[START The records]

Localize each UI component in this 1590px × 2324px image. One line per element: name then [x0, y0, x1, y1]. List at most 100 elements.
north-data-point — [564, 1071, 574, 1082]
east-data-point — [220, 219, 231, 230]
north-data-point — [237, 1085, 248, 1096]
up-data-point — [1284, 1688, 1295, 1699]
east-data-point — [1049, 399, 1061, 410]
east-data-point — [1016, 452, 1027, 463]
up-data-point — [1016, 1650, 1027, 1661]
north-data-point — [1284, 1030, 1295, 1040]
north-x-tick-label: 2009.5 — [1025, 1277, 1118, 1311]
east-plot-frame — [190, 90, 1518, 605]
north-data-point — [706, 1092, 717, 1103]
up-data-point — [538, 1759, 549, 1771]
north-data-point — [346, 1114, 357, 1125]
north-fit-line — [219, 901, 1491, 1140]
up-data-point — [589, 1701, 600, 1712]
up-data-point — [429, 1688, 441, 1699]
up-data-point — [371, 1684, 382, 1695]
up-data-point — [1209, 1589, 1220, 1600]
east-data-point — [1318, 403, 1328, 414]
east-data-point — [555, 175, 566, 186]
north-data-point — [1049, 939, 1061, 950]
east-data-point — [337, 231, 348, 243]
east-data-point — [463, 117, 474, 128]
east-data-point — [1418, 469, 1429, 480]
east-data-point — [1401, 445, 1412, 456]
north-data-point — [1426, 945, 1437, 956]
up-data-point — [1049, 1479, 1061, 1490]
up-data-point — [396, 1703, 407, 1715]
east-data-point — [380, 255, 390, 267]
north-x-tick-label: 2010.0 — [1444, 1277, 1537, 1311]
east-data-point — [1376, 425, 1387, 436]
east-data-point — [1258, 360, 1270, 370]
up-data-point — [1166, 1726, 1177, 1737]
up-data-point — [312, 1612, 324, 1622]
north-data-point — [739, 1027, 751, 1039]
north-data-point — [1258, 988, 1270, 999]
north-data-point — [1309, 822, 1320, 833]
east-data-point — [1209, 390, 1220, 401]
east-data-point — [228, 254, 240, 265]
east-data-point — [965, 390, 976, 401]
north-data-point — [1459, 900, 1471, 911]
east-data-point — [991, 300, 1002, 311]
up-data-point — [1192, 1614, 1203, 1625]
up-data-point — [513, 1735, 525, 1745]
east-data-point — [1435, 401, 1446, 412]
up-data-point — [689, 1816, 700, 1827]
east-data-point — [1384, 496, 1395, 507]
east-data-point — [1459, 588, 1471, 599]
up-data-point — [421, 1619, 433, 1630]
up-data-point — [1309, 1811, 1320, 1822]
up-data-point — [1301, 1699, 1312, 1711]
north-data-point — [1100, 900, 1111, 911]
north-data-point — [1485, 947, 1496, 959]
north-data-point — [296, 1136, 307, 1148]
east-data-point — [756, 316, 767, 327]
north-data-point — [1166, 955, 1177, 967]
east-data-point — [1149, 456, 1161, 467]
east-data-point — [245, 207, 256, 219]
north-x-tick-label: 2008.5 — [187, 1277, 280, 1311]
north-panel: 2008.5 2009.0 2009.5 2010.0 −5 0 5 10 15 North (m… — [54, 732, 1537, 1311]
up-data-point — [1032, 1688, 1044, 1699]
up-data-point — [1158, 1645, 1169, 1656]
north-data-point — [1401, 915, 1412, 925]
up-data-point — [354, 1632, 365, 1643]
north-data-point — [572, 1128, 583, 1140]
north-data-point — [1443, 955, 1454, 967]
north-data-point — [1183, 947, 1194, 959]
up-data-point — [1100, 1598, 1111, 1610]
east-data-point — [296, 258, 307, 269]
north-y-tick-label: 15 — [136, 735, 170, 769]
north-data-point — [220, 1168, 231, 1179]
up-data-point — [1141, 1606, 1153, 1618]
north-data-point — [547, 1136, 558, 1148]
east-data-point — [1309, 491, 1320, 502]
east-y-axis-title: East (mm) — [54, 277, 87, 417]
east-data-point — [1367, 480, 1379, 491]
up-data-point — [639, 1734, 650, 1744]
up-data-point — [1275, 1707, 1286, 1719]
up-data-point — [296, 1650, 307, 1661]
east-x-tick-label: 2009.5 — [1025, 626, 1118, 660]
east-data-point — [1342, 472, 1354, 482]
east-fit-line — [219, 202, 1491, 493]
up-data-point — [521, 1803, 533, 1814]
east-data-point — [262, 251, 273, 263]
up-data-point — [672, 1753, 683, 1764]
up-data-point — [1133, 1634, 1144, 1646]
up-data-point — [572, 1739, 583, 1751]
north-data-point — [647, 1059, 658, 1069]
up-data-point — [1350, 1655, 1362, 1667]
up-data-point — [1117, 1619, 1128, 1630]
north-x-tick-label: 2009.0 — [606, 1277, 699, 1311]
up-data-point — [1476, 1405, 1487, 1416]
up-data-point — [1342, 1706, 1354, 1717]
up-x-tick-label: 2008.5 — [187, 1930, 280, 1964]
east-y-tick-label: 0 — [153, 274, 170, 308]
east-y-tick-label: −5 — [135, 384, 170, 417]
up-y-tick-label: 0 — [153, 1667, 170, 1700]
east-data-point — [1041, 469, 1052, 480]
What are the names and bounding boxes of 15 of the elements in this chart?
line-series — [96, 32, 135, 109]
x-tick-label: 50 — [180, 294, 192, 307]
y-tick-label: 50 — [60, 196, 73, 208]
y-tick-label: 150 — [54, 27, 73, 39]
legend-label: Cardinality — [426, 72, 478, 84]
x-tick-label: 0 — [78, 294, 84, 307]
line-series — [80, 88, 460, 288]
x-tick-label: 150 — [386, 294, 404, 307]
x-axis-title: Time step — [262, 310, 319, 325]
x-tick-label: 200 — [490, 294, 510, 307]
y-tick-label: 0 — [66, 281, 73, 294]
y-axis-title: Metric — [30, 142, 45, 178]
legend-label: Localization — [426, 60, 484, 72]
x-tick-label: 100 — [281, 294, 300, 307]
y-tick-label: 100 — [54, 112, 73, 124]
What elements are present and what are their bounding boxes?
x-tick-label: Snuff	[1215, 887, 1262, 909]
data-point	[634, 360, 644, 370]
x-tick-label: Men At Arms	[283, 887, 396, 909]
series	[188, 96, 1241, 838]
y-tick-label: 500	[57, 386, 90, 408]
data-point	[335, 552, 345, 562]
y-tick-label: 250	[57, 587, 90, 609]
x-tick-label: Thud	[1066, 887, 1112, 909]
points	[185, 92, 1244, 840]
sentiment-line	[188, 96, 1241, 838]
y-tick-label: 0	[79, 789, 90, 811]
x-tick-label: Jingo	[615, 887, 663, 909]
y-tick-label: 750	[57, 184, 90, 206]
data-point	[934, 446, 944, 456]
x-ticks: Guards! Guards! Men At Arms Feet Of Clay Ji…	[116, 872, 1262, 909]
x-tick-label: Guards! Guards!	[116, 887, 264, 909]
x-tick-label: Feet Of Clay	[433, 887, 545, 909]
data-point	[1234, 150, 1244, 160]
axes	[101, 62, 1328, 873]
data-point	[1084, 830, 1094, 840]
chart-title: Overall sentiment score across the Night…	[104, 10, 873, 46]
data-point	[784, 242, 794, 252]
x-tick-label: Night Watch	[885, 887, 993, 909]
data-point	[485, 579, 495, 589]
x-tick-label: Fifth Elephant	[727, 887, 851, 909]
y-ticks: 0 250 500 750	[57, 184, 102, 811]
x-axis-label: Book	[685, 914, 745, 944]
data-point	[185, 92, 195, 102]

[END The records]

▶ **Challenge**
Reproduce all of the material above line for line, changing nothing.

▶ **Exercise answer**
Localize each UI component in this 1590px × 2324px image. One line per element: name then [x0, y0, x1, y1]. List at most 100 elements.
north-data-point — [564, 1071, 574, 1082]
east-data-point — [220, 219, 231, 230]
north-data-point — [237, 1085, 248, 1096]
up-data-point — [1284, 1688, 1295, 1699]
east-data-point — [1049, 399, 1061, 410]
east-data-point — [1016, 452, 1027, 463]
up-data-point — [1016, 1650, 1027, 1661]
north-data-point — [1284, 1030, 1295, 1040]
north-x-tick-label: 2009.5 — [1025, 1277, 1118, 1311]
east-plot-frame — [190, 90, 1518, 605]
north-data-point — [706, 1092, 717, 1103]
up-data-point — [538, 1759, 549, 1771]
north-data-point — [346, 1114, 357, 1125]
north-fit-line — [219, 901, 1491, 1140]
up-data-point — [589, 1701, 600, 1712]
up-data-point — [429, 1688, 441, 1699]
up-data-point — [371, 1684, 382, 1695]
up-data-point — [1209, 1589, 1220, 1600]
east-data-point — [1318, 403, 1328, 414]
east-data-point — [555, 175, 566, 186]
north-data-point — [1049, 939, 1061, 950]
east-data-point — [337, 231, 348, 243]
east-data-point — [463, 117, 474, 128]
east-data-point — [1418, 469, 1429, 480]
east-data-point — [1401, 445, 1412, 456]
north-data-point — [1426, 945, 1437, 956]
up-data-point — [1049, 1479, 1061, 1490]
up-data-point — [396, 1703, 407, 1715]
east-data-point — [380, 255, 390, 267]
north-x-tick-label: 2010.0 — [1444, 1277, 1537, 1311]
east-data-point — [1376, 425, 1387, 436]
east-data-point — [1258, 360, 1270, 370]
up-data-point — [1166, 1726, 1177, 1737]
up-data-point — [312, 1612, 324, 1622]
north-data-point — [739, 1027, 751, 1039]
north-data-point — [1258, 988, 1270, 999]
north-data-point — [1309, 822, 1320, 833]
east-data-point — [1209, 390, 1220, 401]
east-data-point — [228, 254, 240, 265]
east-data-point — [965, 390, 976, 401]
north-data-point — [1459, 900, 1471, 911]
east-data-point — [991, 300, 1002, 311]
up-data-point — [1192, 1614, 1203, 1625]
up-data-point — [513, 1735, 525, 1745]
east-data-point — [1435, 401, 1446, 412]
up-data-point — [689, 1816, 700, 1827]
east-data-point — [1384, 496, 1395, 507]
east-data-point — [1459, 588, 1471, 599]
up-data-point — [421, 1619, 433, 1630]
up-data-point — [1309, 1811, 1320, 1822]
up-data-point — [1301, 1699, 1312, 1711]
north-data-point — [1100, 900, 1111, 911]
north-data-point — [1485, 947, 1496, 959]
north-data-point — [296, 1136, 307, 1148]
east-data-point — [756, 316, 767, 327]
north-data-point — [1166, 955, 1177, 967]
east-data-point — [1149, 456, 1161, 467]
east-data-point — [245, 207, 256, 219]
north-x-tick-label: 2008.5 — [187, 1277, 280, 1311]
north-panel: 2008.5 2009.0 2009.5 2010.0 −5 0 5 10 15 North (m… — [54, 732, 1537, 1311]
up-data-point — [1032, 1688, 1044, 1699]
up-data-point — [1158, 1645, 1169, 1656]
north-data-point — [1401, 915, 1412, 925]
up-data-point — [354, 1632, 365, 1643]
north-data-point — [572, 1128, 583, 1140]
north-data-point — [1443, 955, 1454, 967]
north-data-point — [1183, 947, 1194, 959]
up-data-point — [1100, 1598, 1111, 1610]
east-data-point — [296, 258, 307, 269]
north-y-tick-label: 15 — [136, 735, 170, 769]
north-data-point — [220, 1168, 231, 1179]
up-data-point — [1141, 1606, 1153, 1618]
north-data-point — [547, 1136, 558, 1148]
east-data-point — [1309, 491, 1320, 502]
east-y-axis-title: East (mm) — [54, 277, 87, 417]
east-data-point — [1367, 480, 1379, 491]
up-data-point — [639, 1734, 650, 1744]
up-data-point — [1275, 1707, 1286, 1719]
up-data-point — [296, 1650, 307, 1661]
east-x-tick-label: 2009.5 — [1025, 626, 1118, 660]
east-data-point — [1342, 472, 1354, 482]
east-fit-line — [219, 202, 1491, 493]
up-data-point — [521, 1803, 533, 1814]
east-data-point — [262, 251, 273, 263]
up-data-point — [672, 1753, 683, 1764]
up-data-point — [1133, 1634, 1144, 1646]
up-data-point — [572, 1739, 583, 1751]
north-data-point — [647, 1059, 658, 1069]
up-data-point — [1350, 1655, 1362, 1667]
up-data-point — [1117, 1619, 1128, 1630]
north-x-tick-label: 2009.0 — [606, 1277, 699, 1311]
up-data-point — [1476, 1405, 1487, 1416]
up-data-point — [1342, 1706, 1354, 1717]
up-x-tick-label: 2008.5 — [187, 1930, 280, 1964]
east-y-tick-label: 0 — [153, 274, 170, 308]
east-y-tick-label: −5 — [135, 384, 170, 417]
up-y-tick-label: 0 — [153, 1667, 170, 1700]
east-data-point — [1041, 469, 1052, 480]
What are the names and bounding boxes of 15 of the elements in this chart?
line-series — [96, 32, 135, 109]
x-tick-label: 50 — [180, 294, 192, 307]
y-tick-label: 50 — [60, 196, 73, 208]
y-tick-label: 150 — [54, 27, 73, 39]
legend-label: Cardinality — [426, 72, 478, 84]
x-tick-label: 0 — [78, 294, 84, 307]
line-series — [80, 88, 460, 288]
x-tick-label: 150 — [386, 294, 404, 307]
x-axis-title: Time step — [262, 310, 319, 325]
x-tick-label: 200 — [490, 294, 510, 307]
y-tick-label: 0 — [66, 281, 73, 294]
y-axis-title: Metric — [30, 142, 45, 178]
legend-label: Localization — [426, 60, 484, 72]
x-tick-label: 100 — [281, 294, 300, 307]
y-tick-label: 100 — [54, 112, 73, 124]
What elements are present and what are their bounding boxes?
x-tick-label: Snuff	[1215, 887, 1262, 909]
data-point	[634, 360, 644, 370]
x-tick-label: Men At Arms	[283, 887, 396, 909]
series	[188, 96, 1241, 838]
y-tick-label: 500	[57, 386, 90, 408]
data-point	[335, 552, 345, 562]
y-tick-label: 250	[57, 587, 90, 609]
x-tick-label: Thud	[1066, 887, 1112, 909]
points	[185, 92, 1244, 840]
sentiment-line	[188, 96, 1241, 838]
y-tick-label: 0	[79, 789, 90, 811]
x-tick-label: Jingo	[615, 887, 663, 909]
y-tick-label: 750	[57, 184, 90, 206]
data-point	[934, 446, 944, 456]
x-ticks: Guards! Guards! Men At Arms Feet Of Clay Ji…	[116, 872, 1262, 909]
x-tick-label: Guards! Guards!	[116, 887, 264, 909]
x-tick-label: Feet Of Clay	[433, 887, 545, 909]
data-point	[1234, 150, 1244, 160]
axes	[101, 62, 1328, 873]
data-point	[1084, 830, 1094, 840]
chart-title: Overall sentiment score across the Night…	[104, 10, 873, 46]
data-point	[784, 242, 794, 252]
x-tick-label: Night Watch	[885, 887, 993, 909]
data-point	[485, 579, 495, 589]
x-tick-label: Fifth Elephant	[727, 887, 851, 909]
y-ticks: 0 250 500 750	[57, 184, 102, 811]
x-axis-label: Book	[685, 914, 745, 944]
data-point	[185, 92, 195, 102]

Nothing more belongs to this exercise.